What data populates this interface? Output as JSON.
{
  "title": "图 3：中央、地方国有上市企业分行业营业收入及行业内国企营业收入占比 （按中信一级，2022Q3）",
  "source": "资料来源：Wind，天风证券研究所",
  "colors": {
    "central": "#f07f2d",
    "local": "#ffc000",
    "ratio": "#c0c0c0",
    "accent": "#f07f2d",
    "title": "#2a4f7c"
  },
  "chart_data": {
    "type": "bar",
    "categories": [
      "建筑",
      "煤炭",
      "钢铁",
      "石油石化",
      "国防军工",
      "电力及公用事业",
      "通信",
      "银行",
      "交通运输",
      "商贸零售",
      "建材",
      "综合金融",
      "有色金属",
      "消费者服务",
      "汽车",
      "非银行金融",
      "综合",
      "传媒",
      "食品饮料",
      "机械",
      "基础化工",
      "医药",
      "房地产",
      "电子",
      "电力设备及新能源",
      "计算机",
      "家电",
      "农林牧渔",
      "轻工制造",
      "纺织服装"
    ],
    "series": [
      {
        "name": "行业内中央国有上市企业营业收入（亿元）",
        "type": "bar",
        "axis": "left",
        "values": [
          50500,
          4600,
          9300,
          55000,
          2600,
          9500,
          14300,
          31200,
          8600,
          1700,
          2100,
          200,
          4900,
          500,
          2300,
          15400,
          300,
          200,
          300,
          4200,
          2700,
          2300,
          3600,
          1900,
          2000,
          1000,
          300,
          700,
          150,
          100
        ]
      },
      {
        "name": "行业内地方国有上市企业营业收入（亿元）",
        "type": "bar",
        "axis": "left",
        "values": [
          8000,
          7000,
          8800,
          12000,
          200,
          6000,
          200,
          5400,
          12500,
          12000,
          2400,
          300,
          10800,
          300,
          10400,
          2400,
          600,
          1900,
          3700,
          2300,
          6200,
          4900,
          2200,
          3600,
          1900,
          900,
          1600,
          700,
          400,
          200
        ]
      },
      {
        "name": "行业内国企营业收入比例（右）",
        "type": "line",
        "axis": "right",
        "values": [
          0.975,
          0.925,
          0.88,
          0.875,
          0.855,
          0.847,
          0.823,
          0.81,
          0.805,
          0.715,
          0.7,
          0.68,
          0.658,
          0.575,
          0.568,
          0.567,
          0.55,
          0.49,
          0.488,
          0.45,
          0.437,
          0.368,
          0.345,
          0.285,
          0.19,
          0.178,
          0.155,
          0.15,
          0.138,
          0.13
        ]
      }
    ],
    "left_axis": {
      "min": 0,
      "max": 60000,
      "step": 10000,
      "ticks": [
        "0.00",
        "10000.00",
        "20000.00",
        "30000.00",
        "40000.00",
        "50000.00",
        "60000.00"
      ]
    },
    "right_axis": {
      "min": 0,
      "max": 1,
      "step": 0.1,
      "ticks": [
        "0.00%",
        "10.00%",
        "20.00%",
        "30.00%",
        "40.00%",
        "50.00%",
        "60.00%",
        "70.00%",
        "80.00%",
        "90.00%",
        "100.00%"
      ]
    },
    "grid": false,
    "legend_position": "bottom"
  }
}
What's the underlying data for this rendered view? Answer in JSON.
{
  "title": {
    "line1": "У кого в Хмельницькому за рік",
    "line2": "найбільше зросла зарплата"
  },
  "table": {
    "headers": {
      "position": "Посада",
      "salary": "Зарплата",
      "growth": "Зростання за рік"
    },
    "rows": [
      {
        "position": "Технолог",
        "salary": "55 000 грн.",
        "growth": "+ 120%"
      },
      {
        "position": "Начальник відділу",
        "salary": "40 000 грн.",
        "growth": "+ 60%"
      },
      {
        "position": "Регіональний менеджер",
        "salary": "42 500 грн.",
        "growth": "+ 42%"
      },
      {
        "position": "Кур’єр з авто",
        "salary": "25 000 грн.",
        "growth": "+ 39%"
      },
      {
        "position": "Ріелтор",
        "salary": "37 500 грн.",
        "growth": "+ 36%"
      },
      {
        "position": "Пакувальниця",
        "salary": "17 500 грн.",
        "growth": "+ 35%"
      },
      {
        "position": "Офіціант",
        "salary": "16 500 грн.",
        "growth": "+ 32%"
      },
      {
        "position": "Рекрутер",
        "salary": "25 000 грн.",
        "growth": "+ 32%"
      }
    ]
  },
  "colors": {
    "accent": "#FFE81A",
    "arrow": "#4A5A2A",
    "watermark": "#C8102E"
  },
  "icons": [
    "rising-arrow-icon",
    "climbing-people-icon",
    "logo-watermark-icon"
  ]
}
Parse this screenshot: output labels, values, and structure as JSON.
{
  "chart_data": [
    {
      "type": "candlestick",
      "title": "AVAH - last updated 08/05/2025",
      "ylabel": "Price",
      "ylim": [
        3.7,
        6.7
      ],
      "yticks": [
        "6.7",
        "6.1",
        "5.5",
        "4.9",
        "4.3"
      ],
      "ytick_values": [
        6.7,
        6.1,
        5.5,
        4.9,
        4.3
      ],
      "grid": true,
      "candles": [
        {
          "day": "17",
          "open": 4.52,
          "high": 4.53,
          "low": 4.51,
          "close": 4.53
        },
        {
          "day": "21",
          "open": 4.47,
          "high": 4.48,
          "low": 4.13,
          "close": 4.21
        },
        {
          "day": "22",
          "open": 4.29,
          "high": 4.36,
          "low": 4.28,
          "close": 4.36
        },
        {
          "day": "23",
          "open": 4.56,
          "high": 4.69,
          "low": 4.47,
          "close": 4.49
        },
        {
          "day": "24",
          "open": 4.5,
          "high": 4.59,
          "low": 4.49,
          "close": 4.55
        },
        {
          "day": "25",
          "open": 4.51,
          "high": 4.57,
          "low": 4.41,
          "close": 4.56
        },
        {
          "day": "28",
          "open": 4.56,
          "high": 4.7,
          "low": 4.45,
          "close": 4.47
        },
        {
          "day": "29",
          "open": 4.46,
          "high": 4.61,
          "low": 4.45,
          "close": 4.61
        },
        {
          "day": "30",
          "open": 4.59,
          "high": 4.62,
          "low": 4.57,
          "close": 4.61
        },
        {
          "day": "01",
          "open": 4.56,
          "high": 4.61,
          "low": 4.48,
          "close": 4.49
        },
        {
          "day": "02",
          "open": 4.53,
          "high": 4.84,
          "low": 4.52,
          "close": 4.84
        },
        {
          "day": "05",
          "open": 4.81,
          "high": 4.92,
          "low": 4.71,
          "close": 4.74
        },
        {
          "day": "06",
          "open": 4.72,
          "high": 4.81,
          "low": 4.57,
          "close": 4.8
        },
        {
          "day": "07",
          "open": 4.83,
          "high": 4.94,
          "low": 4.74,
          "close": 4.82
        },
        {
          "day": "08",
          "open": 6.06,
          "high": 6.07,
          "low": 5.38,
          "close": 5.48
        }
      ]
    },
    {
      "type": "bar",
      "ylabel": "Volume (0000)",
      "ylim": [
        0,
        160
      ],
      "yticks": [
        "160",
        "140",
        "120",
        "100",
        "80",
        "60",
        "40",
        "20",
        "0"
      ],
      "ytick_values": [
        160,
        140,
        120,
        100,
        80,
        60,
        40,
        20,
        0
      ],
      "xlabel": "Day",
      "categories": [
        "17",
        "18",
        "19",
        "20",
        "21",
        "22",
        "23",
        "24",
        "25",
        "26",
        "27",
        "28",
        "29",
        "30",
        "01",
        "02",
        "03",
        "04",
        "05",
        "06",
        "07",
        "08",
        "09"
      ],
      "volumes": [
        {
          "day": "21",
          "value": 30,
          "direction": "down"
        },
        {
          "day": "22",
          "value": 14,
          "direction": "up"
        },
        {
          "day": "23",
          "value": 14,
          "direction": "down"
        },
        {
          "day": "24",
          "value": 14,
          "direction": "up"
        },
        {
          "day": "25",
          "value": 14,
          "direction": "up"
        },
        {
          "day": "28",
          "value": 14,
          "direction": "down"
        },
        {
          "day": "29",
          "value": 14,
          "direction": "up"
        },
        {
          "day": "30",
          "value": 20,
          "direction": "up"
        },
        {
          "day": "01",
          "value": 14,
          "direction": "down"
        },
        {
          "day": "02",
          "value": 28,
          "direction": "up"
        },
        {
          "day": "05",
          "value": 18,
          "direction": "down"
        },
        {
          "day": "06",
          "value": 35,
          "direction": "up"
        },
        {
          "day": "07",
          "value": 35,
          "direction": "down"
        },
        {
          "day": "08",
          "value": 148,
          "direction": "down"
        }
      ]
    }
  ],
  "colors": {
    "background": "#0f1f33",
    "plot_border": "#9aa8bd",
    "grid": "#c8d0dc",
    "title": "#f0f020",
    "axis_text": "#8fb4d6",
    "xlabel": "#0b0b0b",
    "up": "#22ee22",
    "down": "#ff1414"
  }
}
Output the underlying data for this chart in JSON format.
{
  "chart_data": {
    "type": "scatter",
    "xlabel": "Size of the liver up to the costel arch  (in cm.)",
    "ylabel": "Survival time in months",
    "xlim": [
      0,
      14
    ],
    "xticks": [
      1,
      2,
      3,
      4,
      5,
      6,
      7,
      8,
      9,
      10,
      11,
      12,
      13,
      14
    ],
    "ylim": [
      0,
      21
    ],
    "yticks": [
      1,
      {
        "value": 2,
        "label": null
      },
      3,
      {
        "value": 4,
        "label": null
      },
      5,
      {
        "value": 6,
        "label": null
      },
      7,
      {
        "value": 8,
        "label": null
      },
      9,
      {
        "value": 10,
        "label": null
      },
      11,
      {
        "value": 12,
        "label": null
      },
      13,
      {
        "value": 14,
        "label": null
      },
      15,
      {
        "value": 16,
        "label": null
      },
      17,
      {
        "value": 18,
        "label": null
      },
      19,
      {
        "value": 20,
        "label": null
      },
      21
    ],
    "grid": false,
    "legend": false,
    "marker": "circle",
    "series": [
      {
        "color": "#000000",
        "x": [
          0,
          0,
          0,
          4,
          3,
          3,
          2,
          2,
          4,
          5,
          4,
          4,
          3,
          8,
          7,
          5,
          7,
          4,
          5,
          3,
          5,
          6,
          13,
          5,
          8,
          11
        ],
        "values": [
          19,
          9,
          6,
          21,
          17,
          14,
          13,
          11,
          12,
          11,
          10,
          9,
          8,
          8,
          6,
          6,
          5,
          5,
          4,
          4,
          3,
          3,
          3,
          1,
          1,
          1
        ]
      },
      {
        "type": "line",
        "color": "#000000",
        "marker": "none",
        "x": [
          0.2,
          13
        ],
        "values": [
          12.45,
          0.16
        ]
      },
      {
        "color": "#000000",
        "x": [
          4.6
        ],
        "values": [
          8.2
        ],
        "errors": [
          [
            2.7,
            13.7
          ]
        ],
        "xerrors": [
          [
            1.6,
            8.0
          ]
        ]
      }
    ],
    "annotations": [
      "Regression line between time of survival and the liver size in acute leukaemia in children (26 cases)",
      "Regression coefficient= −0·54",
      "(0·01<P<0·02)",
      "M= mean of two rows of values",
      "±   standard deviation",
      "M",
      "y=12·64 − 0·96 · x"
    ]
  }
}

**Written instruction:** List each line of the entries that holds the string "salary".

**Response to the task:**
      "salary": "Зарплата",
        "salary": "55 000 грн.",
        "salary": "40 000 грн.",
        "salary": "42 500 грн.",
        "salary": "25 000 грн.",
        "salary": "37 500 грн.",
        "salary": "17 500 грн.",
        "salary": "16 500 грн.",
        "salary": "25 000 грн.",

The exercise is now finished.